In your copy, include every line of the listing below exactly but none of the pictures.

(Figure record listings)

** START **

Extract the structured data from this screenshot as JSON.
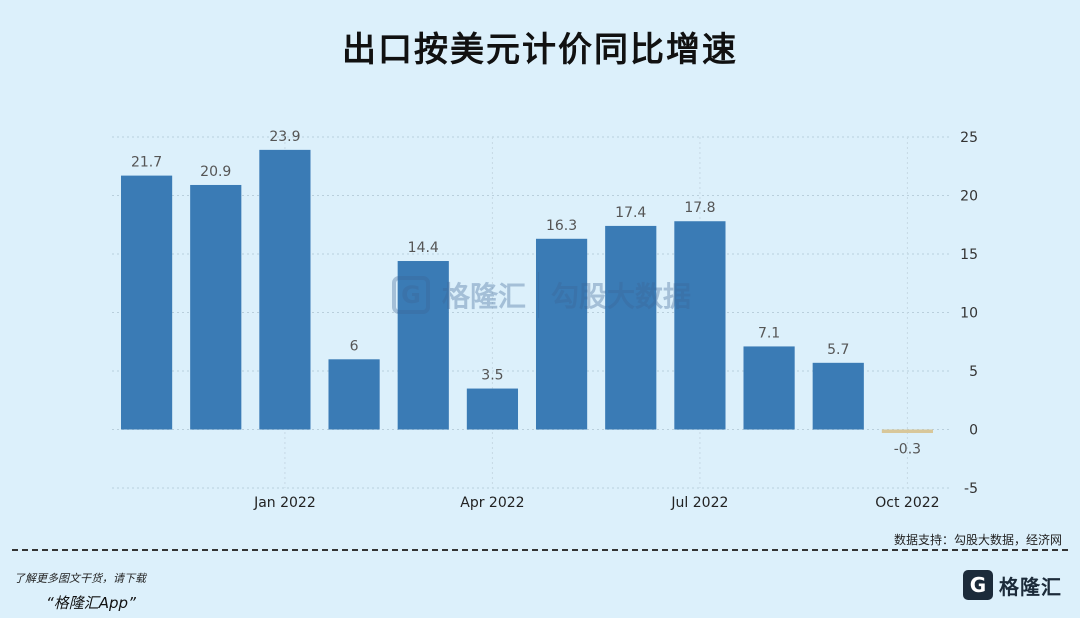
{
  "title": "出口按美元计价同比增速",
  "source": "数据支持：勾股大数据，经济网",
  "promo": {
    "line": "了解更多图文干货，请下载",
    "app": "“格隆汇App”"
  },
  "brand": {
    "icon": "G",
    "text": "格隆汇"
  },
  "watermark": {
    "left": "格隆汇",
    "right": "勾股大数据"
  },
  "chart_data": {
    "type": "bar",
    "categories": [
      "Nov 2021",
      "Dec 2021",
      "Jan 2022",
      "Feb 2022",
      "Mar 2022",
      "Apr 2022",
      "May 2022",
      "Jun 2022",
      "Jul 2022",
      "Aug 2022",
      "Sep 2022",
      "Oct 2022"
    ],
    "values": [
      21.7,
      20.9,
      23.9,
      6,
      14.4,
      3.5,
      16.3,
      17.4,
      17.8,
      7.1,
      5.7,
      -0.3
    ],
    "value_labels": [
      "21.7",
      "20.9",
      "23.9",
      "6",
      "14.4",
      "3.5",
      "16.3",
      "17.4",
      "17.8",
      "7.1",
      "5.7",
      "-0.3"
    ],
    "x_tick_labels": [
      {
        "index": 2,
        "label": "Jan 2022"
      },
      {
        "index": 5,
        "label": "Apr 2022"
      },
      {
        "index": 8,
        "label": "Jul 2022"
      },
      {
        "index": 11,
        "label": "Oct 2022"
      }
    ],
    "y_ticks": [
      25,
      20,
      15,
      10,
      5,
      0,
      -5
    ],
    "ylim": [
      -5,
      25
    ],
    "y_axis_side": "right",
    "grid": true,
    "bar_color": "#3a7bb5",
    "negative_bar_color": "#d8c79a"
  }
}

** END **

● Worked solution:
Extract the structured data from this screenshot as JSON.
{
  "title": "出口按美元计价同比增速",
  "source": "数据支持：勾股大数据，经济网",
  "promo": {
    "line": "了解更多图文干货，请下载",
    "app": "“格隆汇App”"
  },
  "brand": {
    "icon": "G",
    "text": "格隆汇"
  },
  "watermark": {
    "left": "格隆汇",
    "right": "勾股大数据"
  },
  "chart_data": {
    "type": "bar",
    "categories": [
      "Nov 2021",
      "Dec 2021",
      "Jan 2022",
      "Feb 2022",
      "Mar 2022",
      "Apr 2022",
      "May 2022",
      "Jun 2022",
      "Jul 2022",
      "Aug 2022",
      "Sep 2022",
      "Oct 2022"
    ],
    "values": [
      21.7,
      20.9,
      23.9,
      6,
      14.4,
      3.5,
      16.3,
      17.4,
      17.8,
      7.1,
      5.7,
      -0.3
    ],
    "value_labels": [
      "21.7",
      "20.9",
      "23.9",
      "6",
      "14.4",
      "3.5",
      "16.3",
      "17.4",
      "17.8",
      "7.1",
      "5.7",
      "-0.3"
    ],
    "x_tick_labels": [
      {
        "index": 2,
        "label": "Jan 2022"
      },
      {
        "index": 5,
        "label": "Apr 2022"
      },
      {
        "index": 8,
        "label": "Jul 2022"
      },
      {
        "index": 11,
        "label": "Oct 2022"
      }
    ],
    "y_ticks": [
      25,
      20,
      15,
      10,
      5,
      0,
      -5
    ],
    "ylim": [
      -5,
      25
    ],
    "y_axis_side": "right",
    "grid": true,
    "bar_color": "#3a7bb5",
    "negative_bar_color": "#d8c79a"
  }
}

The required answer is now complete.